# DESCRIPTION OF THE TASK:
Write out all of the entries exactly, please.
----- LISTING
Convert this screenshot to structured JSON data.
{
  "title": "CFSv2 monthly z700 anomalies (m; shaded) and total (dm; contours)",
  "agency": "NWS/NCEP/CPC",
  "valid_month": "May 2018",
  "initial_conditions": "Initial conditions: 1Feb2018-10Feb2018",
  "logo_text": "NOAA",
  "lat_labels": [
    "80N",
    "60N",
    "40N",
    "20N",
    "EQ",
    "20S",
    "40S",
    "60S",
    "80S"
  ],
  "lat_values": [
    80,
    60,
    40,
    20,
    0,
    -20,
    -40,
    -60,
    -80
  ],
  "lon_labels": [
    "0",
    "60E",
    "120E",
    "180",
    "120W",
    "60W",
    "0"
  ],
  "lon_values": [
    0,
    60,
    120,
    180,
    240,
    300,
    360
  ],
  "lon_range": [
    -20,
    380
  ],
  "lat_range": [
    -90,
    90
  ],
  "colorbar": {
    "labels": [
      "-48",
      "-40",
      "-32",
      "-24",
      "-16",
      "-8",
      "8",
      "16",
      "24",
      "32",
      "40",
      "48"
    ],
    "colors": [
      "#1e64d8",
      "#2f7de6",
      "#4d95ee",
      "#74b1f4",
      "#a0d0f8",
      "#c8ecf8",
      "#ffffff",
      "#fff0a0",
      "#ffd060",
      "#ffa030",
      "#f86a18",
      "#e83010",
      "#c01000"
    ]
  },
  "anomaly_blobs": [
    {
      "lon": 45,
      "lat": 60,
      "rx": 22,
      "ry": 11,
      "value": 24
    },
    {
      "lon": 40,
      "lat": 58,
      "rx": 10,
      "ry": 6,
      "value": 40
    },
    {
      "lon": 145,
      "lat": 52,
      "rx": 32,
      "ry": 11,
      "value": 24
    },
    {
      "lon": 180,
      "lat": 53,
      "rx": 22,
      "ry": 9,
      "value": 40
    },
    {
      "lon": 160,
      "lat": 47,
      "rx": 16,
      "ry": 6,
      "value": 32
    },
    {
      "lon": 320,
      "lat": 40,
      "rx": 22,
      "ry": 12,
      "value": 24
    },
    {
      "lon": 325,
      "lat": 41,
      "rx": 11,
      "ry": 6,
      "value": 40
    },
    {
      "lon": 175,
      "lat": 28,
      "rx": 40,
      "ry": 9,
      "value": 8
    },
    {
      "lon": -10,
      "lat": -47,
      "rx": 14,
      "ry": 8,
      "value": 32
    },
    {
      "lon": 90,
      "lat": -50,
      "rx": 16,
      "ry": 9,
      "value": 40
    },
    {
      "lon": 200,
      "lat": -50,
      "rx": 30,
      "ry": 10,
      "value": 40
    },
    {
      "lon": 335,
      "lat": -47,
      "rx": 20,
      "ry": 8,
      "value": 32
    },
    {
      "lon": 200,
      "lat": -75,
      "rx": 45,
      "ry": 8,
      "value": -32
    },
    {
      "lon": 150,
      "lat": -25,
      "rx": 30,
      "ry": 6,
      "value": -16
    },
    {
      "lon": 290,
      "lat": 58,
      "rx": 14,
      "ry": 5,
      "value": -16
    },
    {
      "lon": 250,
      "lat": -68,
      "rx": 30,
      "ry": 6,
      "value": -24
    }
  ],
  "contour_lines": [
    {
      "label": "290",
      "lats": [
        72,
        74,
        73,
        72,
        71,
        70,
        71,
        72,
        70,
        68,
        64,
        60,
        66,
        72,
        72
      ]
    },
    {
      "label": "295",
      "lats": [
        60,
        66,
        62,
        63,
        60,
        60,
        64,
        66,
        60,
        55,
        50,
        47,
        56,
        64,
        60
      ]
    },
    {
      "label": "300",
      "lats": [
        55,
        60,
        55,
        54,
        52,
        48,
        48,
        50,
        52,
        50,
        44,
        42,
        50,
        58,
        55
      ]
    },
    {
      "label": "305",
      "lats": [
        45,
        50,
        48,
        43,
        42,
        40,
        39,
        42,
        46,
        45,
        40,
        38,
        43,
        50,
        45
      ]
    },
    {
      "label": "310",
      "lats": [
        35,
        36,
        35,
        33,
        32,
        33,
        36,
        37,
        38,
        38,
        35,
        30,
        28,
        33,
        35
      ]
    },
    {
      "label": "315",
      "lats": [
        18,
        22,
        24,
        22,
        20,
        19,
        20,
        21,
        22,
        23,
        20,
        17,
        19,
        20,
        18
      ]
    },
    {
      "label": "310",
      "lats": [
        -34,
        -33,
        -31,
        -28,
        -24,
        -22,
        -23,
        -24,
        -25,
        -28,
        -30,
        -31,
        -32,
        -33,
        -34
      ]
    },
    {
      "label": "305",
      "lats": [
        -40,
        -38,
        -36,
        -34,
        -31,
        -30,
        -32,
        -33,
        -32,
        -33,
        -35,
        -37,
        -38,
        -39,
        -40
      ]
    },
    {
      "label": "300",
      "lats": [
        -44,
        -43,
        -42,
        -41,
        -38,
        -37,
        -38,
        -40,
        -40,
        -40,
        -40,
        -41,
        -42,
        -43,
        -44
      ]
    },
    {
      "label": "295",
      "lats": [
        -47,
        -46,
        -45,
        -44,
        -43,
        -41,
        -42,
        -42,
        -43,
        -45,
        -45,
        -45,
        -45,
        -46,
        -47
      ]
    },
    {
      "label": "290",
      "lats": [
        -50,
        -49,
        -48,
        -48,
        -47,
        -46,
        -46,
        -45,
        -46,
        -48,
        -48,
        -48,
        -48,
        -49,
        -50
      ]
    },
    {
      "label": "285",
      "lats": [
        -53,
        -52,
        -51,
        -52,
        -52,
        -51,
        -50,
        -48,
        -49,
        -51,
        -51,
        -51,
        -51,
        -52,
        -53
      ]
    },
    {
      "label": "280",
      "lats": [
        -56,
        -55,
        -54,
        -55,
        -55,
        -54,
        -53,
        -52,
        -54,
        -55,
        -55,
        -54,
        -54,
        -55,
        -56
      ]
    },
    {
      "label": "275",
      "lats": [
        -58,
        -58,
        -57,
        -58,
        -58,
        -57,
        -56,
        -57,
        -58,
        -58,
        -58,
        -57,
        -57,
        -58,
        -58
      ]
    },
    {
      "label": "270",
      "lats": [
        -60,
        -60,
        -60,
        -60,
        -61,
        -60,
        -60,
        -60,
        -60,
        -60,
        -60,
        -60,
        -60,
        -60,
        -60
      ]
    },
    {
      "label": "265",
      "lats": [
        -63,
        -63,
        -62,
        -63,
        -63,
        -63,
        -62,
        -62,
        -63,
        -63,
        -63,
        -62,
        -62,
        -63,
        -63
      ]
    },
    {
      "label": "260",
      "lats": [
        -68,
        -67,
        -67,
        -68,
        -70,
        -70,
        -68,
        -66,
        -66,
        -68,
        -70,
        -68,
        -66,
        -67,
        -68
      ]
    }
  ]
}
----------
# COMPLETE OUTPUT:
Convert this screenshot to structured JSON data.
{
  "title": "CFSv2 monthly z700 anomalies (m; shaded) and total (dm; contours)",
  "agency": "NWS/NCEP/CPC",
  "valid_month": "May 2018",
  "initial_conditions": "Initial conditions: 1Feb2018-10Feb2018",
  "logo_text": "NOAA",
  "lat_labels": [
    "80N",
    "60N",
    "40N",
    "20N",
    "EQ",
    "20S",
    "40S",
    "60S",
    "80S"
  ],
  "lat_values": [
    80,
    60,
    40,
    20,
    0,
    -20,
    -40,
    -60,
    -80
  ],
  "lon_labels": [
    "0",
    "60E",
    "120E",
    "180",
    "120W",
    "60W",
    "0"
  ],
  "lon_values": [
    0,
    60,
    120,
    180,
    240,
    300,
    360
  ],
  "lon_range": [
    -20,
    380
  ],
  "lat_range": [
    -90,
    90
  ],
  "colorbar": {
    "labels": [
      "-48",
      "-40",
      "-32",
      "-24",
      "-16",
      "-8",
      "8",
      "16",
      "24",
      "32",
      "40",
      "48"
    ],
    "colors": [
      "#1e64d8",
      "#2f7de6",
      "#4d95ee",
      "#74b1f4",
      "#a0d0f8",
      "#c8ecf8",
      "#ffffff",
      "#fff0a0",
      "#ffd060",
      "#ffa030",
      "#f86a18",
      "#e83010",
      "#c01000"
    ]
  },
  "anomaly_blobs": [
    {
      "lon": 45,
      "lat": 60,
      "rx": 22,
      "ry": 11,
      "value": 24
    },
    {
      "lon": 40,
      "lat": 58,
      "rx": 10,
      "ry": 6,
      "value": 40
    },
    {
      "lon": 145,
      "lat": 52,
      "rx": 32,
      "ry": 11,
      "value": 24
    },
    {
      "lon": 180,
      "lat": 53,
      "rx": 22,
      "ry": 9,
      "value": 40
    },
    {
      "lon": 160,
      "lat": 47,
      "rx": 16,
      "ry": 6,
      "value": 32
    },
    {
      "lon": 320,
      "lat": 40,
      "rx": 22,
      "ry": 12,
      "value": 24
    },
    {
      "lon": 325,
      "lat": 41,
      "rx": 11,
      "ry": 6,
      "value": 40
    },
    {
      "lon": 175,
      "lat": 28,
      "rx": 40,
      "ry": 9,
      "value": 8
    },
    {
      "lon": -10,
      "lat": -47,
      "rx": 14,
      "ry": 8,
      "value": 32
    },
    {
      "lon": 90,
      "lat": -50,
      "rx": 16,
      "ry": 9,
      "value": 40
    },
    {
      "lon": 200,
      "lat": -50,
      "rx": 30,
      "ry": 10,
      "value": 40
    },
    {
      "lon": 335,
      "lat": -47,
      "rx": 20,
      "ry": 8,
      "value": 32
    },
    {
      "lon": 200,
      "lat": -75,
      "rx": 45,
      "ry": 8,
      "value": -32
    },
    {
      "lon": 150,
      "lat": -25,
      "rx": 30,
      "ry": 6,
      "value": -16
    },
    {
      "lon": 290,
      "lat": 58,
      "rx": 14,
      "ry": 5,
      "value": -16
    },
    {
      "lon": 250,
      "lat": -68,
      "rx": 30,
      "ry": 6,
      "value": -24
    }
  ],
  "contour_lines": [
    {
      "label": "290",
      "lats": [
        72,
        74,
        73,
        72,
        71,
        70,
        71,
        72,
        70,
        68,
        64,
        60,
        66,
        72,
        72
      ]
    },
    {
      "label": "295",
      "lats": [
        60,
        66,
        62,
        63,
        60,
        60,
        64,
        66,
        60,
        55,
        50,
        47,
        56,
        64,
        60
      ]
    },
    {
      "label": "300",
      "lats": [
        55,
        60,
        55,
        54,
        52,
        48,
        48,
        50,
        52,
        50,
        44,
        42,
        50,
        58,
        55
      ]
    },
    {
      "label": "305",
      "lats": [
        45,
        50,
        48,
        43,
        42,
        40,
        39,
        42,
        46,
        45,
        40,
        38,
        43,
        50,
        45
      ]
    },
    {
      "label": "310",
      "lats": [
        35,
        36,
        35,
        33,
        32,
        33,
        36,
        37,
        38,
        38,
        35,
        30,
        28,
        33,
        35
      ]
    },
    {
      "label": "315",
      "lats": [
        18,
        22,
        24,
        22,
        20,
        19,
        20,
        21,
        22,
        23,
        20,
        17,
        19,
        20,
        18
      ]
    },
    {
      "label": "310",
      "lats": [
        -34,
        -33,
        -31,
        -28,
        -24,
        -22,
        -23,
        -24,
        -25,
        -28,
        -30,
        -31,
        -32,
        -33,
        -34
      ]
    },
    {
      "label": "305",
      "lats": [
        -40,
        -38,
        -36,
        -34,
        -31,
        -30,
        -32,
        -33,
        -32,
        -33,
        -35,
        -37,
        -38,
        -39,
        -40
      ]
    },
    {
      "label": "300",
      "lats": [
        -44,
        -43,
        -42,
        -41,
        -38,
        -37,
        -38,
        -40,
        -40,
        -40,
        -40,
        -41,
        -42,
        -43,
        -44
      ]
    },
    {
      "label": "295",
      "lats": [
        -47,
        -46,
        -45,
        -44,
        -43,
        -41,
        -42,
        -42,
        -43,
        -45,
        -45,
        -45,
        -45,
        -46,
        -47
      ]
    },
    {
      "label": "290",
      "lats": [
        -50,
        -49,
        -48,
        -48,
        -47,
        -46,
        -46,
        -45,
        -46,
        -48,
        -48,
        -48,
        -48,
        -49,
        -50
      ]
    },
    {
      "label": "285",
      "lats": [
        -53,
        -52,
        -51,
        -52,
        -52,
        -51,
        -50,
        -48,
        -49,
        -51,
        -51,
        -51,
        -51,
        -52,
        -53
      ]
    },
    {
      "label": "280",
      "lats": [
        -56,
        -55,
        -54,
        -55,
        -55,
        -54,
        -53,
        -52,
        -54,
        -55,
        -55,
        -54,
        -54,
        -55,
        -56
      ]
    },
    {
      "label": "275",
      "lats": [
        -58,
        -58,
        -57,
        -58,
        -58,
        -57,
        -56,
        -57,
        -58,
        -58,
        -58,
        -57,
        -57,
        -58,
        -58
      ]
    },
    {
      "label": "270",
      "lats": [
        -60,
        -60,
        -60,
        -60,
        -61,
        -60,
        -60,
        -60,
        -60,
        -60,
        -60,
        -60,
        -60,
        -60,
        -60
      ]
    },
    {
      "label": "265",
      "lats": [
        -63,
        -63,
        -62,
        -63,
        -63,
        -63,
        -62,
        -62,
        -63,
        -63,
        -63,
        -62,
        -62,
        -63,
        -63
      ]
    },
    {
      "label": "260",
      "lats": [
        -68,
        -67,
        -67,
        -68,
        -70,
        -70,
        -68,
        -66,
        -66,
        -68,
        -70,
        -68,
        -66,
        -67,
        -68
      ]
    }
  ]
}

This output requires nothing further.